PROBLEM DETAILS
Filter the data below for the string "città" and copy each matching line.

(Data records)
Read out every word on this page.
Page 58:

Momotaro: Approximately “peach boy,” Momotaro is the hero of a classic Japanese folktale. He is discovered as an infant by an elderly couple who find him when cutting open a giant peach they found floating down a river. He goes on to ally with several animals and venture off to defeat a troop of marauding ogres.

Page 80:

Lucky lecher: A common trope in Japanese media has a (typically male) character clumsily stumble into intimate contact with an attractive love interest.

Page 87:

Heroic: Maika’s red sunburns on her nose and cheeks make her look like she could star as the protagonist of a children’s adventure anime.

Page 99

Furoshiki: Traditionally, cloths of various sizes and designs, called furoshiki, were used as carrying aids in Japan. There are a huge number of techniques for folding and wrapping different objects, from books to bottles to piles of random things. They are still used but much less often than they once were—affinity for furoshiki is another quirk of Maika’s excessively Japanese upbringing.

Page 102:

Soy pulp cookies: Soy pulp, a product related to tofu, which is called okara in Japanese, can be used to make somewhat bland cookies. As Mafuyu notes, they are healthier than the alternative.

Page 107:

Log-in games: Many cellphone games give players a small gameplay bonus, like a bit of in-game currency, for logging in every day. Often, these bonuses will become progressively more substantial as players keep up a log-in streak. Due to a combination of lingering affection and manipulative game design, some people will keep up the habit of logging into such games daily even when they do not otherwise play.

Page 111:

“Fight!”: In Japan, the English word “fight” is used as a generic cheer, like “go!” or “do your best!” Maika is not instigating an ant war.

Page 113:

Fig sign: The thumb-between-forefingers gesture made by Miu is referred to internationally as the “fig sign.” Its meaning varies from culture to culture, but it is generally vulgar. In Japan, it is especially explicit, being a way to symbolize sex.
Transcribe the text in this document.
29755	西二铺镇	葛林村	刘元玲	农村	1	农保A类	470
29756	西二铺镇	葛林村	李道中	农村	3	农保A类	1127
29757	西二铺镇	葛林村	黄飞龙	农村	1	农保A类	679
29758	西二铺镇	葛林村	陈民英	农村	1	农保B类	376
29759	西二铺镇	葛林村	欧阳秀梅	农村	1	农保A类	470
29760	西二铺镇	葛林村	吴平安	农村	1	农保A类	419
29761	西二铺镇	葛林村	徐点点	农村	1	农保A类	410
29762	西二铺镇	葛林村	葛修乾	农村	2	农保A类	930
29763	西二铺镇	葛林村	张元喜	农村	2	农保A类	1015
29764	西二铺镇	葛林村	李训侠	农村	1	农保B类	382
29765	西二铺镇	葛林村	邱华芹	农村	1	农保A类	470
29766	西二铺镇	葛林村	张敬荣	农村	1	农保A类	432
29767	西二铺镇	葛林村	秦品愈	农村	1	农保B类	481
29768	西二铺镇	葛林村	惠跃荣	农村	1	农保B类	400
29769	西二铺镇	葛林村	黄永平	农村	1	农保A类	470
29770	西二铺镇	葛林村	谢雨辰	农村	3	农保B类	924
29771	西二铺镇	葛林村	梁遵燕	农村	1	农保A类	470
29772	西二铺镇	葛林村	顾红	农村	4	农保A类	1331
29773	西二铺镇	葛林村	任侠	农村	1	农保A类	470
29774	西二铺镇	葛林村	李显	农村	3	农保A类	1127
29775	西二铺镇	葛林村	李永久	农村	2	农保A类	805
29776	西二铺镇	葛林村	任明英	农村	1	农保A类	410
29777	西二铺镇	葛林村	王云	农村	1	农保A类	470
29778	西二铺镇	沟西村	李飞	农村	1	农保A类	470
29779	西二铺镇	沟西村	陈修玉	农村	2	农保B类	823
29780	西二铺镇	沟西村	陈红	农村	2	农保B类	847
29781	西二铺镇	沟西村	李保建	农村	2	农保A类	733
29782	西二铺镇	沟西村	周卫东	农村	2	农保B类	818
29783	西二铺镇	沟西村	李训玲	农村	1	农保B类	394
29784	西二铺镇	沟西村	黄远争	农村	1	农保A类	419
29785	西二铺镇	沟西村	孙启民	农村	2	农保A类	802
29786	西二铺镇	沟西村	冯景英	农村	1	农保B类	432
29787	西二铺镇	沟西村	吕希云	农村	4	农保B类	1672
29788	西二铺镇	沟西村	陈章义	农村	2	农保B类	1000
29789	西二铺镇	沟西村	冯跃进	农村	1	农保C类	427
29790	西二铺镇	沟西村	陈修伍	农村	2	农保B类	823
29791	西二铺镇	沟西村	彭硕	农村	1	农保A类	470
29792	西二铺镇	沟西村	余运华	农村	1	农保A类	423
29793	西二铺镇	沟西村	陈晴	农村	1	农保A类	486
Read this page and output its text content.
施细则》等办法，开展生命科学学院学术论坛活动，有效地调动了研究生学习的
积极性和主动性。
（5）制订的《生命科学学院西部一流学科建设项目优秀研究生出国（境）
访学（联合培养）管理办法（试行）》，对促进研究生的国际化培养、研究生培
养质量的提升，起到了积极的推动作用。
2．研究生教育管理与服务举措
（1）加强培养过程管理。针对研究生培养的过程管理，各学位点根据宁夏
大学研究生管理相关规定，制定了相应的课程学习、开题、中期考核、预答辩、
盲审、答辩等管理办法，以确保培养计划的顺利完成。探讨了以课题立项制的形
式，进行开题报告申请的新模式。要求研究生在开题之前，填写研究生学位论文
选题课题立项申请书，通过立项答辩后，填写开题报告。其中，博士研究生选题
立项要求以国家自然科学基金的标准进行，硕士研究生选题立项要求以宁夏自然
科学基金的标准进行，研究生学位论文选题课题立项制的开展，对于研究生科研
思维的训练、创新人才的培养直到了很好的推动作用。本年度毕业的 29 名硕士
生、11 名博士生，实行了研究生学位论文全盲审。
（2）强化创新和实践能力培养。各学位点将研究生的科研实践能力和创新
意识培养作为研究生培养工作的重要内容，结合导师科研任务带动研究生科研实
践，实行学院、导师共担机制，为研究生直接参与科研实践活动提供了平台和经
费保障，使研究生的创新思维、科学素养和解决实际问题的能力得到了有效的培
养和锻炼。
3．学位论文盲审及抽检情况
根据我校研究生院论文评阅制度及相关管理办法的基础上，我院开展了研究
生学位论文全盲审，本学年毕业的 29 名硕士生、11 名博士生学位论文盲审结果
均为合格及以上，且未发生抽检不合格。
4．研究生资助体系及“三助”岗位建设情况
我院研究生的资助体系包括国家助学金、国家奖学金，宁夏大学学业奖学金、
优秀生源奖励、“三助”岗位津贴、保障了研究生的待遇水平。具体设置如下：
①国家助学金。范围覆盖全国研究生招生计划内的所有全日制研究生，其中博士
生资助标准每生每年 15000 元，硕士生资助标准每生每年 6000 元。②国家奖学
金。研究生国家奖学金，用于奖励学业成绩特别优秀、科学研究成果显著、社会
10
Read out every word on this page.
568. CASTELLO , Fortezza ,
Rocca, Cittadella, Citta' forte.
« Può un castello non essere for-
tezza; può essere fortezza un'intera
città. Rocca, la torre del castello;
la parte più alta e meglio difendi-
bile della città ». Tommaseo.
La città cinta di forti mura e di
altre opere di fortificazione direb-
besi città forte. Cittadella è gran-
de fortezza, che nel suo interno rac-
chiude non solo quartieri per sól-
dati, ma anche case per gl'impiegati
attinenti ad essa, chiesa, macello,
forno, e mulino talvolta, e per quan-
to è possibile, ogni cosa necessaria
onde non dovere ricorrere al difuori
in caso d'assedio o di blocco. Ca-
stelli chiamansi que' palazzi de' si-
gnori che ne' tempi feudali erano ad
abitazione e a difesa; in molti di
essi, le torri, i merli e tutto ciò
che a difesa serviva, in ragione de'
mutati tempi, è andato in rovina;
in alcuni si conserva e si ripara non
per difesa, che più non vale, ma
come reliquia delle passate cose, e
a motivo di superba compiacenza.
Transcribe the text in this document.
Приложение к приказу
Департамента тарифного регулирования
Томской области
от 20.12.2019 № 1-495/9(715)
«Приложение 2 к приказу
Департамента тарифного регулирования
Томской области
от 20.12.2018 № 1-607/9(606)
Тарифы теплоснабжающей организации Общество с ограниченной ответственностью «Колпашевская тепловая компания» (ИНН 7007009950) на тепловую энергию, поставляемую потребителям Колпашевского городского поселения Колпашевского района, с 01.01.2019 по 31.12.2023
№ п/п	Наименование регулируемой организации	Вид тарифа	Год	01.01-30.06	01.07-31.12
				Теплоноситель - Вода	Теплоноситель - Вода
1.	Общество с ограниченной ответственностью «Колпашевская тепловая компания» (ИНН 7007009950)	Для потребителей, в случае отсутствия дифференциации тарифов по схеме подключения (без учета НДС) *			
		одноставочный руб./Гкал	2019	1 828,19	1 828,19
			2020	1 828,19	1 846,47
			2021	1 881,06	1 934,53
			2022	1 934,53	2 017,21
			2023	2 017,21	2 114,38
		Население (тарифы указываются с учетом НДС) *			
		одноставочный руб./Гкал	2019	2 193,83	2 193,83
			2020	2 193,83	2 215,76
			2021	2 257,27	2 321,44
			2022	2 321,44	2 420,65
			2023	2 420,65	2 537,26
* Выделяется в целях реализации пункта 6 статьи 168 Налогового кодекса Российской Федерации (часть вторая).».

COMPLETE ANSWER
città. Rocca, la torre del castello;
bile della città ». Tommaseo.
La città cinta di forti mura e di
besi città forte. Cittadella è gran-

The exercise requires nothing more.